* WRITTEN PROBLEM
Write out the listing below again, precisely as it is given.
##### RECORDED INFORMATION
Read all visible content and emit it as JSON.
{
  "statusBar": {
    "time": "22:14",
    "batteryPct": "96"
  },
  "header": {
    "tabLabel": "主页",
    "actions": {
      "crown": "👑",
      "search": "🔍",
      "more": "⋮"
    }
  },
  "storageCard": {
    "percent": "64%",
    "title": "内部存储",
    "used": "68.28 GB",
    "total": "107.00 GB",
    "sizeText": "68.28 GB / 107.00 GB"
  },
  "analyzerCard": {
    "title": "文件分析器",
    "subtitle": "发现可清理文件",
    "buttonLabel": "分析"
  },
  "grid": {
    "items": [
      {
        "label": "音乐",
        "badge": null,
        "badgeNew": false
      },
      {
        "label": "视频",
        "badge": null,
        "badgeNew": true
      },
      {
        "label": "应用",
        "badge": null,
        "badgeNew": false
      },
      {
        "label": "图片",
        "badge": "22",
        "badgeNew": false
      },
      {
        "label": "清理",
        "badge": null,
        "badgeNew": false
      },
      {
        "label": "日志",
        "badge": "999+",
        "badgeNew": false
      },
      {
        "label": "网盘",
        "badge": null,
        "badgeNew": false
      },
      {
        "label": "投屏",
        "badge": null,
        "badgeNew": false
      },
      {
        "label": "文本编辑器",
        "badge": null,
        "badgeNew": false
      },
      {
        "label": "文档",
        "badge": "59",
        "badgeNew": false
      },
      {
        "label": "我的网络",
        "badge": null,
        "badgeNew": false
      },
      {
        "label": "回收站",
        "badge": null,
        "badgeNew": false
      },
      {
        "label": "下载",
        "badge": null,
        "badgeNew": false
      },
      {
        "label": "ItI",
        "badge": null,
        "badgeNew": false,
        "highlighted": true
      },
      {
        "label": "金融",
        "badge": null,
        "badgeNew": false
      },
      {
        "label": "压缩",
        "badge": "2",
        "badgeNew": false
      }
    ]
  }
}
##########
* WRITTEN ANSWER
Read all visible content and emit it as JSON.
{
  "statusBar": {
    "time": "22:14",
    "batteryPct": "96"
  },
  "header": {
    "tabLabel": "主页",
    "actions": {
      "crown": "👑",
      "search": "🔍",
      "more": "⋮"
    }
  },
  "storageCard": {
    "percent": "64%",
    "title": "内部存储",
    "used": "68.28 GB",
    "total": "107.00 GB",
    "sizeText": "68.28 GB / 107.00 GB"
  },
  "analyzerCard": {
    "title": "文件分析器",
    "subtitle": "发现可清理文件",
    "buttonLabel": "分析"
  },
  "grid": {
    "items": [
      {
        "label": "音乐",
        "badge": null,
        "badgeNew": false
      },
      {
        "label": "视频",
        "badge": null,
        "badgeNew": true
      },
      {
        "label": "应用",
        "badge": null,
        "badgeNew": false
      },
      {
        "label": "图片",
        "badge": "22",
        "badgeNew": false
      },
      {
        "label": "清理",
        "badge": null,
        "badgeNew": false
      },
      {
        "label": "日志",
        "badge": "999+",
        "badgeNew": false
      },
      {
        "label": "网盘",
        "badge": null,
        "badgeNew": false
      },
      {
        "label": "投屏",
        "badge": null,
        "badgeNew": false
      },
      {
        "label": "文本编辑器",
        "badge": null,
        "badgeNew": false
      },
      {
        "label": "文档",
        "badge": "59",
        "badgeNew": false
      },
      {
        "label": "我的网络",
        "badge": null,
        "badgeNew": false
      },
      {
        "label": "回收站",
        "badge": null,
        "badgeNew": false
      },
      {
        "label": "下载",
        "badge": null,
        "badgeNew": false
      },
      {
        "label": "ItI",
        "badge": null,
        "badgeNew": false,
        "highlighted": true
      },
      {
        "label": "金融",
        "badge": null,
        "badgeNew": false
      },
      {
        "label": "压缩",
        "badge": "2",
        "badgeNew": false
      }
    ]
  }
}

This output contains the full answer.